* [Task to complete]: Across the data below, how many lines hold "recessions"? Answer with that number and nothing else.

* [Extracted records]:

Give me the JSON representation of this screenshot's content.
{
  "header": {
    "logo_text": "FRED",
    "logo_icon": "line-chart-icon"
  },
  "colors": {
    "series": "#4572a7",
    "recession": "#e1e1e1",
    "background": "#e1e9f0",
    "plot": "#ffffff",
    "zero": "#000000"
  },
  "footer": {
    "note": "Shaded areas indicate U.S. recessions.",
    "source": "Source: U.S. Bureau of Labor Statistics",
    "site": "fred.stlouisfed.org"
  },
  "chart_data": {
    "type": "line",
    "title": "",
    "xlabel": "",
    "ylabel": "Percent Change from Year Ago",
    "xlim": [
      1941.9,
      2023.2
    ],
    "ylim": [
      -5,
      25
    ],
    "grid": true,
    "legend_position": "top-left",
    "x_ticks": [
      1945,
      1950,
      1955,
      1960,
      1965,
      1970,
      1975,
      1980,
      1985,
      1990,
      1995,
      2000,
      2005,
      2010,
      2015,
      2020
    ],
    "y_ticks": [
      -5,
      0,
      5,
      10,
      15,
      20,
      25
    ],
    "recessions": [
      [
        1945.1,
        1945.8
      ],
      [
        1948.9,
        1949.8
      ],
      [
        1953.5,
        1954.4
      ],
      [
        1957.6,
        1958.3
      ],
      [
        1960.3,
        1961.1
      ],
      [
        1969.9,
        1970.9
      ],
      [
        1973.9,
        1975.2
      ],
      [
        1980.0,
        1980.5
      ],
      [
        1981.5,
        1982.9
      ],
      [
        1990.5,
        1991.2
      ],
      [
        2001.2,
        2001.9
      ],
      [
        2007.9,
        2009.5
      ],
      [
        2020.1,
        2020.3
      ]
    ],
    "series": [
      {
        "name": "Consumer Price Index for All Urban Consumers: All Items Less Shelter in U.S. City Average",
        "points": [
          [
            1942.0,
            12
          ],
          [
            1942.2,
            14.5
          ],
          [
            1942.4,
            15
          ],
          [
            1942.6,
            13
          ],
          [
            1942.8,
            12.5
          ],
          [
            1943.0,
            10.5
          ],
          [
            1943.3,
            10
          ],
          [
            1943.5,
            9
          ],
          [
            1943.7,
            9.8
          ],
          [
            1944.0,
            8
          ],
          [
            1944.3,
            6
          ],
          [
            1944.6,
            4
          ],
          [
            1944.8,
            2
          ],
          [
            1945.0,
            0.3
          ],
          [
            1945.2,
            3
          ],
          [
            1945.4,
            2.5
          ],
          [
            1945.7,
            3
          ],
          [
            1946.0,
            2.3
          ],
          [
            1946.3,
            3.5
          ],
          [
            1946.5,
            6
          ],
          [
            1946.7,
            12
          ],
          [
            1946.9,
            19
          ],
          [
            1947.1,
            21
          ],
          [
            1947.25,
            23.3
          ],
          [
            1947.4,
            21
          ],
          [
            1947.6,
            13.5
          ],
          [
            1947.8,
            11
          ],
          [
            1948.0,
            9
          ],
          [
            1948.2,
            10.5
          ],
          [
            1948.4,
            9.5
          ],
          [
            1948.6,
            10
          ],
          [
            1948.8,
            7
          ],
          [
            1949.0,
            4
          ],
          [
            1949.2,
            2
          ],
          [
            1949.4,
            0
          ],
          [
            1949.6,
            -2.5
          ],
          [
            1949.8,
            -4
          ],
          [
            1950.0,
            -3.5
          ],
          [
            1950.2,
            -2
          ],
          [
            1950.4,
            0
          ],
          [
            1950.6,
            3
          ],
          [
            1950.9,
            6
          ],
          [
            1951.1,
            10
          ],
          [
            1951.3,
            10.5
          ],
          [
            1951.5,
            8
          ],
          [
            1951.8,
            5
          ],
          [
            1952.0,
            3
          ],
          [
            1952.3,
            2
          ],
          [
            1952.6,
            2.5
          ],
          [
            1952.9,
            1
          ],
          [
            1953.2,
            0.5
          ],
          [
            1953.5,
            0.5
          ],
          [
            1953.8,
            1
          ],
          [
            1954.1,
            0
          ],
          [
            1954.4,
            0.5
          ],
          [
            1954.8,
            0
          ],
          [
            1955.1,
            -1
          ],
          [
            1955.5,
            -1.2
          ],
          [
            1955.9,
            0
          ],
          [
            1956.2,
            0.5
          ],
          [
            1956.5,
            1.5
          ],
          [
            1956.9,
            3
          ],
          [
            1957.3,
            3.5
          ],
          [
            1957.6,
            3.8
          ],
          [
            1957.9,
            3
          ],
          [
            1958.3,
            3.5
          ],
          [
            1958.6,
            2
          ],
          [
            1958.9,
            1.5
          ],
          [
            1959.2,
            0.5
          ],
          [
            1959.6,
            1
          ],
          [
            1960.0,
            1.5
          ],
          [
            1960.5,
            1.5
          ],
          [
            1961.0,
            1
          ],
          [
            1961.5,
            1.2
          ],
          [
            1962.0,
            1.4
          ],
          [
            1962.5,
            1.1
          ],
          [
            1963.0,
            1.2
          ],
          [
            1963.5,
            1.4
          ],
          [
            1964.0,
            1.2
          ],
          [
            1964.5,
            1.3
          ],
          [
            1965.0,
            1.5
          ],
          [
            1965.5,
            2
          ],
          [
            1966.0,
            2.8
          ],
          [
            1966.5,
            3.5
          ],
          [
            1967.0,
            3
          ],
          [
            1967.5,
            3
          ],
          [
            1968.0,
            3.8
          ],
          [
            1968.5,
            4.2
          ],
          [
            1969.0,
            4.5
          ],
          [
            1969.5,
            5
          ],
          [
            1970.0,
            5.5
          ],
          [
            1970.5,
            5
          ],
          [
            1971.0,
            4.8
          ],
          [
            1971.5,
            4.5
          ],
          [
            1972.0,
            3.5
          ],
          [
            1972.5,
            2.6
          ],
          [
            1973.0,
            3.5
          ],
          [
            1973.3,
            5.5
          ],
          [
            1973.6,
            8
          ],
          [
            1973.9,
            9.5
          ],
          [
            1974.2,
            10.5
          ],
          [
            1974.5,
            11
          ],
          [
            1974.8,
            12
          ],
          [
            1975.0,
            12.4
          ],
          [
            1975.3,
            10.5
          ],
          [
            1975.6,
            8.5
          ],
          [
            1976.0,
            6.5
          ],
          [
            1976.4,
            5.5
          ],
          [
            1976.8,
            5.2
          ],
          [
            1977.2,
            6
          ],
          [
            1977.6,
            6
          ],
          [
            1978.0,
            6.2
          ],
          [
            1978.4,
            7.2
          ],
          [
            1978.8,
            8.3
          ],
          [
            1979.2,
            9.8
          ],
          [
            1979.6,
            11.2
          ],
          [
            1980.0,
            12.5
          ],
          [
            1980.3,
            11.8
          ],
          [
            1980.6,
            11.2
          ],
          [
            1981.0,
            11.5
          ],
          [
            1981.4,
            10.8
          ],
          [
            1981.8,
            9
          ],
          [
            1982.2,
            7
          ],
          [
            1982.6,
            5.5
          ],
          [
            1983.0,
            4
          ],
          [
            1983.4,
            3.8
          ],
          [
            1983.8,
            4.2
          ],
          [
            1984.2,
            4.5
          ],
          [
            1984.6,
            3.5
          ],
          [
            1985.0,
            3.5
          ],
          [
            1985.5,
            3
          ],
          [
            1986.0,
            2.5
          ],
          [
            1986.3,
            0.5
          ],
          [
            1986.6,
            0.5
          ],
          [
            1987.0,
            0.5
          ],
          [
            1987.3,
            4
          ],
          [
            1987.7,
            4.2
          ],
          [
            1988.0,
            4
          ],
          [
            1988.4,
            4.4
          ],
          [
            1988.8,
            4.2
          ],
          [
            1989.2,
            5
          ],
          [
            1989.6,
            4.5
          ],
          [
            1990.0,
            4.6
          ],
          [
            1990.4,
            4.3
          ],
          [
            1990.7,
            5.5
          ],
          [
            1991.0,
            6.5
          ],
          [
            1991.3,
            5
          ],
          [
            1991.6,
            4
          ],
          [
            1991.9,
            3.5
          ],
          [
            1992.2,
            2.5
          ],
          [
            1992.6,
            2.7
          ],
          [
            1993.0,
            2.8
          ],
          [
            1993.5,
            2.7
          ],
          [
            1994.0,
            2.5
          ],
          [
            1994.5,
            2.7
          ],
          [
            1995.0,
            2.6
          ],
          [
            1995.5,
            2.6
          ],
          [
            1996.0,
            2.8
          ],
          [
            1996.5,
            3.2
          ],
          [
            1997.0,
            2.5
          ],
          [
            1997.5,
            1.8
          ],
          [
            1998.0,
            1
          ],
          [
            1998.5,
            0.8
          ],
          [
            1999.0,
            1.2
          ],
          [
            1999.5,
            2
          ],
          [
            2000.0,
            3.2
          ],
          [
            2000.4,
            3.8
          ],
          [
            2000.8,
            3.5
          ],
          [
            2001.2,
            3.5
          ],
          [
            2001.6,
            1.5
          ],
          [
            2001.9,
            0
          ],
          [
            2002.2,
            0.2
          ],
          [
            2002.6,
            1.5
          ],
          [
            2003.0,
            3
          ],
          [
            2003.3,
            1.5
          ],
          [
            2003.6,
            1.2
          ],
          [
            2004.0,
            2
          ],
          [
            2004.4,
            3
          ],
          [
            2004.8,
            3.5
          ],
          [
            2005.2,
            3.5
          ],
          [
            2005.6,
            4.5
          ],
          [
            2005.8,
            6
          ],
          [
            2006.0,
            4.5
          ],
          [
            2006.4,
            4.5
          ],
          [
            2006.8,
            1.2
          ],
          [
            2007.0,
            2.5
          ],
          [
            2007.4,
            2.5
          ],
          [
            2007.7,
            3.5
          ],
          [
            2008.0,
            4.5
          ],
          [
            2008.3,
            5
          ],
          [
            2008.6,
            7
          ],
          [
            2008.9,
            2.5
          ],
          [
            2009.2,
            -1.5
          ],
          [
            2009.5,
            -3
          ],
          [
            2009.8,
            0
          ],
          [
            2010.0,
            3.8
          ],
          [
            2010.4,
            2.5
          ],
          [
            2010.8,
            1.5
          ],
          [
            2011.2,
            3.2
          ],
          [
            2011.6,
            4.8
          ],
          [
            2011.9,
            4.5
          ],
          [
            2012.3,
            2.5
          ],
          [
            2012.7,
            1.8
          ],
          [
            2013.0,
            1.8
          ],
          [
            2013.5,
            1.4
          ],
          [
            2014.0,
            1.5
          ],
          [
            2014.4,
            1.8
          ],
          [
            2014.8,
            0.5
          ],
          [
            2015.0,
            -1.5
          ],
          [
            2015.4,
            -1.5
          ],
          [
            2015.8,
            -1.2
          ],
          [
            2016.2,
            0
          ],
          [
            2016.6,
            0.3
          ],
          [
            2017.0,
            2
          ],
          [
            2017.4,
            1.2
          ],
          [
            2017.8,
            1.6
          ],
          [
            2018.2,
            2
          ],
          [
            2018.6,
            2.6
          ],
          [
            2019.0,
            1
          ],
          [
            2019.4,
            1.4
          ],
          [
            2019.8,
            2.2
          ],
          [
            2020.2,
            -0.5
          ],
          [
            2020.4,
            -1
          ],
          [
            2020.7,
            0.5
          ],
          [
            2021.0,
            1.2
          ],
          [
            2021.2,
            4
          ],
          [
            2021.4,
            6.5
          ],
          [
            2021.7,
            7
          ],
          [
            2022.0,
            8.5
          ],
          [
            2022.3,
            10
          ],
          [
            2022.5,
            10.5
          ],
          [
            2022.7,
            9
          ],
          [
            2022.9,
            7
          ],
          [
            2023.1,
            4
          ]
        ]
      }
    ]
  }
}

* [Finished answer]: 2